[Structured figure records]
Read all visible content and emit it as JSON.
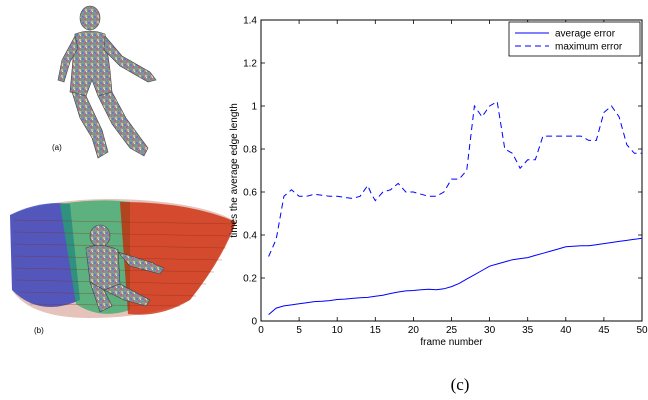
{
  "panels": {
    "a_label": "(a)",
    "b_label": "(b)",
    "c_label": "(c)"
  },
  "colors": {
    "series": "#0000ff",
    "axis": "#000000",
    "figure_a": "#8a8f98",
    "trail_blue": "#2233bb",
    "trail_green": "#22aa66",
    "trail_red": "#cc2200"
  },
  "chart_data": {
    "type": "line",
    "xlabel": "frame number",
    "ylabel": "times the average edge length",
    "xlim": [
      0,
      50
    ],
    "ylim": [
      0,
      1.4
    ],
    "xticks": [
      0,
      5,
      10,
      15,
      20,
      25,
      30,
      35,
      40,
      45,
      50
    ],
    "yticks": [
      0,
      0.2,
      0.4,
      0.6,
      0.8,
      1,
      1.2,
      1.4
    ],
    "xtick_labels": [
      "0",
      "5",
      "10",
      "15",
      "20",
      "25",
      "30",
      "35",
      "40",
      "45",
      "50"
    ],
    "ytick_labels": [
      "0",
      "0.2",
      "0.4",
      "0.6",
      "0.8",
      "1",
      "1.2",
      "1.4"
    ],
    "grid": false,
    "legend_position": "top-right",
    "series": [
      {
        "name": "average error",
        "style": "solid",
        "x": [
          1,
          2,
          3,
          4,
          5,
          6,
          7,
          8,
          9,
          10,
          11,
          12,
          13,
          14,
          15,
          16,
          17,
          18,
          19,
          20,
          21,
          22,
          23,
          24,
          25,
          26,
          27,
          28,
          29,
          30,
          31,
          32,
          33,
          34,
          35,
          36,
          37,
          38,
          39,
          40,
          41,
          42,
          43,
          44,
          45,
          46,
          47,
          48,
          49,
          50
        ],
        "values": [
          0.03,
          0.06,
          0.07,
          0.075,
          0.08,
          0.085,
          0.09,
          0.092,
          0.095,
          0.1,
          0.102,
          0.105,
          0.108,
          0.11,
          0.115,
          0.12,
          0.128,
          0.135,
          0.14,
          0.142,
          0.145,
          0.148,
          0.145,
          0.15,
          0.16,
          0.175,
          0.195,
          0.215,
          0.235,
          0.255,
          0.265,
          0.275,
          0.285,
          0.29,
          0.295,
          0.305,
          0.315,
          0.325,
          0.335,
          0.345,
          0.348,
          0.35,
          0.35,
          0.355,
          0.36,
          0.365,
          0.37,
          0.375,
          0.38,
          0.385
        ]
      },
      {
        "name": "maximum error",
        "style": "dashed",
        "x": [
          1,
          2,
          3,
          4,
          5,
          6,
          7,
          8,
          9,
          10,
          11,
          12,
          13,
          14,
          14.5,
          15,
          16,
          17,
          18,
          19,
          20,
          21,
          22,
          23,
          24,
          25,
          26,
          27,
          28,
          29,
          30,
          31,
          32,
          33,
          34,
          35,
          36,
          37,
          38,
          39,
          40,
          41,
          42,
          43,
          44,
          45,
          46,
          47,
          48,
          49,
          50
        ],
        "values": [
          0.3,
          0.38,
          0.58,
          0.61,
          0.58,
          0.58,
          0.59,
          0.585,
          0.58,
          0.58,
          0.575,
          0.57,
          0.58,
          0.63,
          0.59,
          0.56,
          0.6,
          0.61,
          0.64,
          0.6,
          0.6,
          0.59,
          0.58,
          0.58,
          0.6,
          0.66,
          0.66,
          0.7,
          1.0,
          0.95,
          1.0,
          1.02,
          0.8,
          0.78,
          0.71,
          0.75,
          0.75,
          0.86,
          0.86,
          0.86,
          0.86,
          0.86,
          0.86,
          0.84,
          0.84,
          0.97,
          1.0,
          0.95,
          0.82,
          0.78,
          0.78
        ]
      }
    ]
  }
}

▶ GOAL:
Return each line from the material above exactly, but not the pictures.

▶ FULL ANSWER:
Read all visible content and emit it as JSON.
{
  "panels": {
    "a_label": "(a)",
    "b_label": "(b)",
    "c_label": "(c)"
  },
  "colors": {
    "series": "#0000ff",
    "axis": "#000000",
    "figure_a": "#8a8f98",
    "trail_blue": "#2233bb",
    "trail_green": "#22aa66",
    "trail_red": "#cc2200"
  },
  "chart_data": {
    "type": "line",
    "xlabel": "frame number",
    "ylabel": "times the average edge length",
    "xlim": [
      0,
      50
    ],
    "ylim": [
      0,
      1.4
    ],
    "xticks": [
      0,
      5,
      10,
      15,
      20,
      25,
      30,
      35,
      40,
      45,
      50
    ],
    "yticks": [
      0,
      0.2,
      0.4,
      0.6,
      0.8,
      1,
      1.2,
      1.4
    ],
    "xtick_labels": [
      "0",
      "5",
      "10",
      "15",
      "20",
      "25",
      "30",
      "35",
      "40",
      "45",
      "50"
    ],
    "ytick_labels": [
      "0",
      "0.2",
      "0.4",
      "0.6",
      "0.8",
      "1",
      "1.2",
      "1.4"
    ],
    "grid": false,
    "legend_position": "top-right",
    "series": [
      {
        "name": "average error",
        "style": "solid",
        "x": [
          1,
          2,
          3,
          4,
          5,
          6,
          7,
          8,
          9,
          10,
          11,
          12,
          13,
          14,
          15,
          16,
          17,
          18,
          19,
          20,
          21,
          22,
          23,
          24,
          25,
          26,
          27,
          28,
          29,
          30,
          31,
          32,
          33,
          34,
          35,
          36,
          37,
          38,
          39,
          40,
          41,
          42,
          43,
          44,
          45,
          46,
          47,
          48,
          49,
          50
        ],
        "values": [
          0.03,
          0.06,
          0.07,
          0.075,
          0.08,
          0.085,
          0.09,
          0.092,
          0.095,
          0.1,
          0.102,
          0.105,
          0.108,
          0.11,
          0.115,
          0.12,
          0.128,
          0.135,
          0.14,
          0.142,
          0.145,
          0.148,
          0.145,
          0.15,
          0.16,
          0.175,
          0.195,
          0.215,
          0.235,
          0.255,
          0.265,
          0.275,
          0.285,
          0.29,
          0.295,
          0.305,
          0.315,
          0.325,
          0.335,
          0.345,
          0.348,
          0.35,
          0.35,
          0.355,
          0.36,
          0.365,
          0.37,
          0.375,
          0.38,
          0.385
        ]
      },
      {
        "name": "maximum error",
        "style": "dashed",
        "x": [
          1,
          2,
          3,
          4,
          5,
          6,
          7,
          8,
          9,
          10,
          11,
          12,
          13,
          14,
          14.5,
          15,
          16,
          17,
          18,
          19,
          20,
          21,
          22,
          23,
          24,
          25,
          26,
          27,
          28,
          29,
          30,
          31,
          32,
          33,
          34,
          35,
          36,
          37,
          38,
          39,
          40,
          41,
          42,
          43,
          44,
          45,
          46,
          47,
          48,
          49,
          50
        ],
        "values": [
          0.3,
          0.38,
          0.58,
          0.61,
          0.58,
          0.58,
          0.59,
          0.585,
          0.58,
          0.58,
          0.575,
          0.57,
          0.58,
          0.63,
          0.59,
          0.56,
          0.6,
          0.61,
          0.64,
          0.6,
          0.6,
          0.59,
          0.58,
          0.58,
          0.6,
          0.66,
          0.66,
          0.7,
          1.0,
          0.95,
          1.0,
          1.02,
          0.8,
          0.78,
          0.71,
          0.75,
          0.75,
          0.86,
          0.86,
          0.86,
          0.86,
          0.86,
          0.86,
          0.84,
          0.84,
          0.97,
          1.0,
          0.95,
          0.82,
          0.78,
          0.78
        ]
      }
    ]
  }
}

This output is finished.